■ OBJECTIVE
From the listing below, pull each line that includes "tool".

■ ITEMS

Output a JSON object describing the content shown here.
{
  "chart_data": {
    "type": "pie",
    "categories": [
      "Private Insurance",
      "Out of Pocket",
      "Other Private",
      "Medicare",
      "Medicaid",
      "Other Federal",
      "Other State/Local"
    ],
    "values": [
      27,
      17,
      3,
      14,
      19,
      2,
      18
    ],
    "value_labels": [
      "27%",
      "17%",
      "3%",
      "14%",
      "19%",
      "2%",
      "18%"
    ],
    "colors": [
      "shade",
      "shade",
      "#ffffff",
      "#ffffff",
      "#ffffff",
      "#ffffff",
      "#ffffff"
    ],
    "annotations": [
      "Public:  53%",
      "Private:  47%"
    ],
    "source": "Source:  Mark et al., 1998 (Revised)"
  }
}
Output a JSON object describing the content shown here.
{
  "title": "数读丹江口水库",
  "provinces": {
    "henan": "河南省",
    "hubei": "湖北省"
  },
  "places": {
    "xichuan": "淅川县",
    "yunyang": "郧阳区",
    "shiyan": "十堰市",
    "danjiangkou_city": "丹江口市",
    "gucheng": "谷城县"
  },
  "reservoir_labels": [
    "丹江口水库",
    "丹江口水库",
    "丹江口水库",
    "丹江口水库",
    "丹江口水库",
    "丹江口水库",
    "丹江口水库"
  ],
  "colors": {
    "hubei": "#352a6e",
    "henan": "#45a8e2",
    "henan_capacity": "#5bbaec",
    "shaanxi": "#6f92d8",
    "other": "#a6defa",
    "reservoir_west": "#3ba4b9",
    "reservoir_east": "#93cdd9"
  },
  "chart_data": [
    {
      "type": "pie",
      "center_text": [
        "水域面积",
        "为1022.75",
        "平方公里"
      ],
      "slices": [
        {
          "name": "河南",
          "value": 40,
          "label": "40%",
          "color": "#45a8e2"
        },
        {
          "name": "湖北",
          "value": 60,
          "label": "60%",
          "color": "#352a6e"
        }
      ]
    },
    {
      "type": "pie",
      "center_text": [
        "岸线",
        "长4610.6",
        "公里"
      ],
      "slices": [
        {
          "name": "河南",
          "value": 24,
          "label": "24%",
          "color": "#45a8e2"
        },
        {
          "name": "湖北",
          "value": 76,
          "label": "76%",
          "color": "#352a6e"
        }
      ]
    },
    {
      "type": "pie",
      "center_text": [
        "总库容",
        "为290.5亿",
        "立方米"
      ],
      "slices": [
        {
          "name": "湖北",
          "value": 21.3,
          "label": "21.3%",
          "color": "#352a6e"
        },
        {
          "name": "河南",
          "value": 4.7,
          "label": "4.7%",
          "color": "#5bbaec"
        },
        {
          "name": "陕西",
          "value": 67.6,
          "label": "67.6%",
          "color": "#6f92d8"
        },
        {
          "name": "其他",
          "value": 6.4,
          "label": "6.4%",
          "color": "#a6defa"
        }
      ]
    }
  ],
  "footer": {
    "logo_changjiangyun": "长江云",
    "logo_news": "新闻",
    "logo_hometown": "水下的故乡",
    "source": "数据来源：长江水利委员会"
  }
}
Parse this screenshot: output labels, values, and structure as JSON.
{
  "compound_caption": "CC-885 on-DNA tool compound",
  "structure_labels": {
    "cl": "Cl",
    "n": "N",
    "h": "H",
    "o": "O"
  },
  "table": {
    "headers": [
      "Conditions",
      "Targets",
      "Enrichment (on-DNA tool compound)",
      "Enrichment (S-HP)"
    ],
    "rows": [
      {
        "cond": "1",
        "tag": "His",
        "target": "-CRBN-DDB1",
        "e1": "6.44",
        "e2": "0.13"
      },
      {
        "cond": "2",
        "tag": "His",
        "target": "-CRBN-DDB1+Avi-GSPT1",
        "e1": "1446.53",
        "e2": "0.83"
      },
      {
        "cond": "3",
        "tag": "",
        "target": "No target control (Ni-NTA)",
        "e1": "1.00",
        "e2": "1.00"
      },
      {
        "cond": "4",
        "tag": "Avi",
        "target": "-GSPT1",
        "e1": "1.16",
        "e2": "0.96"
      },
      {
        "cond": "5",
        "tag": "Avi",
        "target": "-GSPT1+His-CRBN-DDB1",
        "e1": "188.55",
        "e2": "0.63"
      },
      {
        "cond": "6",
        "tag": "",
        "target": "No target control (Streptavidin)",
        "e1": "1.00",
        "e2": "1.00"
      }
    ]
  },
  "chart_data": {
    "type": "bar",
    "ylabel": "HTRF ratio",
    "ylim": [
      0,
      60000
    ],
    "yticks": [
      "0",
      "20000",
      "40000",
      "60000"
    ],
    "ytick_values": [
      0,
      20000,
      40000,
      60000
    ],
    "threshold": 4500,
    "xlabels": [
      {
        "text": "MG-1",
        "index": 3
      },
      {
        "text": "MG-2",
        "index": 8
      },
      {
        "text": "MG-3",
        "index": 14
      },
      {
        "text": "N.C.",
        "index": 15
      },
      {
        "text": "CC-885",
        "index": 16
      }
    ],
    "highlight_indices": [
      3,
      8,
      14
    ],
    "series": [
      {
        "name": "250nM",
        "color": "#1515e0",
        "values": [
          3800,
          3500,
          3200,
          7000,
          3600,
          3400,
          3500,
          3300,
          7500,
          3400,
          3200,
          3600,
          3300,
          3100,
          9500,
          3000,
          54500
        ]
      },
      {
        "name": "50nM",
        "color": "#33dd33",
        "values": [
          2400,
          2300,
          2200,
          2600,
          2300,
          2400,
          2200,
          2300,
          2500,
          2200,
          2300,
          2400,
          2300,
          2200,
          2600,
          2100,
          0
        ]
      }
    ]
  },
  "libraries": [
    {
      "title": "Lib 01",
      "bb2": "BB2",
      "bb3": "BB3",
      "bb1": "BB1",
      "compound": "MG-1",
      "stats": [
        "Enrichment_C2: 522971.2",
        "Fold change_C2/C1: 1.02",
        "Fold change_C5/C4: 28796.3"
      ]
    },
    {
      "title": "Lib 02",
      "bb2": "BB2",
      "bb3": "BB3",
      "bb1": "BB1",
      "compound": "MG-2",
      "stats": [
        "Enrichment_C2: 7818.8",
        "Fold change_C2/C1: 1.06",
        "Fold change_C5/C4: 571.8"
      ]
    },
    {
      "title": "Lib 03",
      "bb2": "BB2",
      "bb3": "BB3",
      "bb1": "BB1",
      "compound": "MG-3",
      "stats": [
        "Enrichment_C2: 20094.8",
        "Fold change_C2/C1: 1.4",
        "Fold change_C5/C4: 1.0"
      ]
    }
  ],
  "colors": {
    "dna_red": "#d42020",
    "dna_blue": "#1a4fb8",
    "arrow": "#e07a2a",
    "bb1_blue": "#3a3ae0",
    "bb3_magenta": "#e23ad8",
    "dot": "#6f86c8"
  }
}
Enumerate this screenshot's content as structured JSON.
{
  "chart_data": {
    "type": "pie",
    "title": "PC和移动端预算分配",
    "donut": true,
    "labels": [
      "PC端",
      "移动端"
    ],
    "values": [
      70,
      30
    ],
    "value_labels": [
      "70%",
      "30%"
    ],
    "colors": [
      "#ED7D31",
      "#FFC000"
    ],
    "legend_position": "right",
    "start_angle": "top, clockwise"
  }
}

■ FINISHED EXERCISE
  "compound_caption": "CC-885 on-DNA tool compound",
      "Enrichment (on-DNA tool compound)",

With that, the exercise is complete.